Text passage Start Marker

Using the full hospital history (inpatient and outpatient diagnoses) recorded in the DNPR before the index date, we obtained information on the following potential constipation-related conditions:12 hypothyroidism, hyperthyroidism, pregnancy within 90 days, depression, Parkinson’s disease, multiple sclerosis, colon, rectal and anal cancer, other gastrointestinal cancers, Crohn’s disease, ulcerative colitis and paralytic ileus. In addition, we collected data on several cardiovascular risk factors: chronic pulmonary disease (as a measure of chronic smoking exposure), valvular heart disease, diabetes mellitus, hypertension, hypercholesterolemia, obesity, chronic kidney disease, liver disease and alcoholism-related disorders. We also retrieved information on medication use within 90 days preceding the index date from the Danish National Health Service Prescription Database,29 including medications that can induce constipation12 (iron supplements, opioids, calcium channel blockers, anticholinergic drugs, dopaminergic drugs, tricyclic antidepressants, diuretics, aspirin and non-steroidal anti-inflammatory drugs) and cardiovascular drugs (vitamin K antagonists, direct oral anticoagulants, angiotensin-converting enzyme inhibitors, angiotensin receptor blockers, beta-blockers, P2Y12 inhibitors, digoxin, amiodarone, nitrates and statins).

Text passage End Marker
Dataset entries Start Marker

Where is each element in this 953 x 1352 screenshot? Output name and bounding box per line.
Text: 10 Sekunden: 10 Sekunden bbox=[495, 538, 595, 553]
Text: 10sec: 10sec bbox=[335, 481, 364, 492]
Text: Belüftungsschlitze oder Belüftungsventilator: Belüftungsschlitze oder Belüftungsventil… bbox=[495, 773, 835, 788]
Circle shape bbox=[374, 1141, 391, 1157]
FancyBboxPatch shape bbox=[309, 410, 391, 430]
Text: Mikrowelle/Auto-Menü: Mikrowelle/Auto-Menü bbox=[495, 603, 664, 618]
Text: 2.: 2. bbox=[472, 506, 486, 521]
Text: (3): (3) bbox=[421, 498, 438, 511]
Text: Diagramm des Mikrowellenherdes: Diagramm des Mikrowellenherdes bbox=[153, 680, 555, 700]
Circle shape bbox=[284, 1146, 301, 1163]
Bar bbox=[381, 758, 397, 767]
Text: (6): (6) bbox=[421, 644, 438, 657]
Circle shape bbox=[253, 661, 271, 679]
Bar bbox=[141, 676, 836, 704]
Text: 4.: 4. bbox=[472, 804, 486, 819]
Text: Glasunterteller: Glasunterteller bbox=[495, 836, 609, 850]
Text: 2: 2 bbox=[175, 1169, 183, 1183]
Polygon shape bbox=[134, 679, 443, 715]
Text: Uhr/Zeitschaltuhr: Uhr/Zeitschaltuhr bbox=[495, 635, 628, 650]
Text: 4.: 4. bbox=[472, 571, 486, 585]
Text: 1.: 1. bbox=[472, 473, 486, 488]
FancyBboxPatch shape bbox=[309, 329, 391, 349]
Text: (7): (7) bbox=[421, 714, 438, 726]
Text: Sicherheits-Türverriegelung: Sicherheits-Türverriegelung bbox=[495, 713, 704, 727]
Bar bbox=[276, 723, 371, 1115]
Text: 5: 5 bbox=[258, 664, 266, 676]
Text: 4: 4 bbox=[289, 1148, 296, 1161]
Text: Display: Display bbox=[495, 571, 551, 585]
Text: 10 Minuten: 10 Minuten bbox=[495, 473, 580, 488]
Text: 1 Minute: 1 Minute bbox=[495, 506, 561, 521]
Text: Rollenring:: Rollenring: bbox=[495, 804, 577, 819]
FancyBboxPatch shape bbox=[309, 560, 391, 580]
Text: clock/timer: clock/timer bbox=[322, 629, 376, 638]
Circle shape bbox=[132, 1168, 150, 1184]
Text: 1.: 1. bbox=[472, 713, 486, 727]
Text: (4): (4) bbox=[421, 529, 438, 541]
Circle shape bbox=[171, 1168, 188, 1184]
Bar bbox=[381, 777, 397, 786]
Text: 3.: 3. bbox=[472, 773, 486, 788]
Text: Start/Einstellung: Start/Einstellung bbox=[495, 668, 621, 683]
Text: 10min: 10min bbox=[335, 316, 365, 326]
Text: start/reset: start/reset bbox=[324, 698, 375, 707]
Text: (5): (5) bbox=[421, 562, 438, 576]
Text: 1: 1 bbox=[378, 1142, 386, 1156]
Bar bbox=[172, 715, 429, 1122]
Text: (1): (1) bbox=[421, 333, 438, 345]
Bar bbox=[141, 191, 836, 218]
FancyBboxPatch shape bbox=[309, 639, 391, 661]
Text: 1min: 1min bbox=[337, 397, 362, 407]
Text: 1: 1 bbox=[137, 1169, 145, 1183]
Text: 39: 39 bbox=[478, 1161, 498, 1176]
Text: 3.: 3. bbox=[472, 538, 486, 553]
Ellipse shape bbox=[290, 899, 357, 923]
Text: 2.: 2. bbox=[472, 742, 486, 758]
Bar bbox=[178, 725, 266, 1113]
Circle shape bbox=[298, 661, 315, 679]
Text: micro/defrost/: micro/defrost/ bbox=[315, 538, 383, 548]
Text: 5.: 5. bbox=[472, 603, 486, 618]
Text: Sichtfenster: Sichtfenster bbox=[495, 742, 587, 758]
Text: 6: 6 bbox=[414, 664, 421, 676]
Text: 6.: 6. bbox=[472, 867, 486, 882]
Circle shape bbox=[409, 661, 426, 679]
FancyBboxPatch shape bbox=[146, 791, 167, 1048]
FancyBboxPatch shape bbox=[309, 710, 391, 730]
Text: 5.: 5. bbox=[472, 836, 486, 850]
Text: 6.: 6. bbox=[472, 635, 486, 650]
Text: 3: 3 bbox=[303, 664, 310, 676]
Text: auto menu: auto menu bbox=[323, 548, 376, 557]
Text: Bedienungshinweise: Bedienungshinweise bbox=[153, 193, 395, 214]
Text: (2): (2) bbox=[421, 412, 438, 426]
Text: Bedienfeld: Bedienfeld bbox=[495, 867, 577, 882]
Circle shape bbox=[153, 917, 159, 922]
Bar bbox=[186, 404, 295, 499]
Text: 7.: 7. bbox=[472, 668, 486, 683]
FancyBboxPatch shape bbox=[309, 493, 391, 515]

Dataset entries End Marker

__Assigned task A__.
Answer these questions using the passage on patient history and medication data.
(i) Which condition served as a measure of chronic smoking exposure?
(ii) From which database was the information on medication use retrieved?
(iii) How many days preceding the index date did the window for medication use cover?
__Assigned task B__. Carry the passage on patient history and medication data forward from its final sentence.

__Exercise output A__.
(i) Chronic pulmonary disease
(ii) The Danish National Health Service Prescription Database
(iii) 90 days

__Exercise output B__.
Statistical analysis

We tabulated the distributions of the covariables for the constipation cohort and the general population cohort for comparison. We followed both cohorts from the index dates until the date of myocardial infarction, ischaemic stroke, haemorrhagic stroke, peripheral artery disease, venous thromboembolism, atrial fibrillation or atrial flutter, heart failure, emigration, death or end of follow-up (30 November 2013). After an initial event, we continued to follow patients for subsequent cardiovascular events to avoid informative censoring and to understand the full spectrum and extent of cardiovascular morbidity associated with constipation. We calculated and graphically illustrated the cumulative incidence per 1000 persons for each outcome for 0–1 year, >1–5 years, >5–10 years and 0–10 years, accounting for the competing risk of death.35 We then used matching factor-stratified (conditional) Cox proportional hazards regression analysis36 to compute hazard ratios adjusted (aHRs) for the categorical variables listed in table 1. To examine potential disparities in risk in subgroups of patients, the results were stratified by sex, age group, constipation-related conditions and drugs, type of hospital contact (inpatient/outpatient), type of diagnosis (primary/secondary) and number of cardiovascular risk factors (0, 1, ≥2). Using log-log plots, we examined potential deviations from the proportionality of hazard assumption in the analysed follow-up periods. We found no violations of the assumption.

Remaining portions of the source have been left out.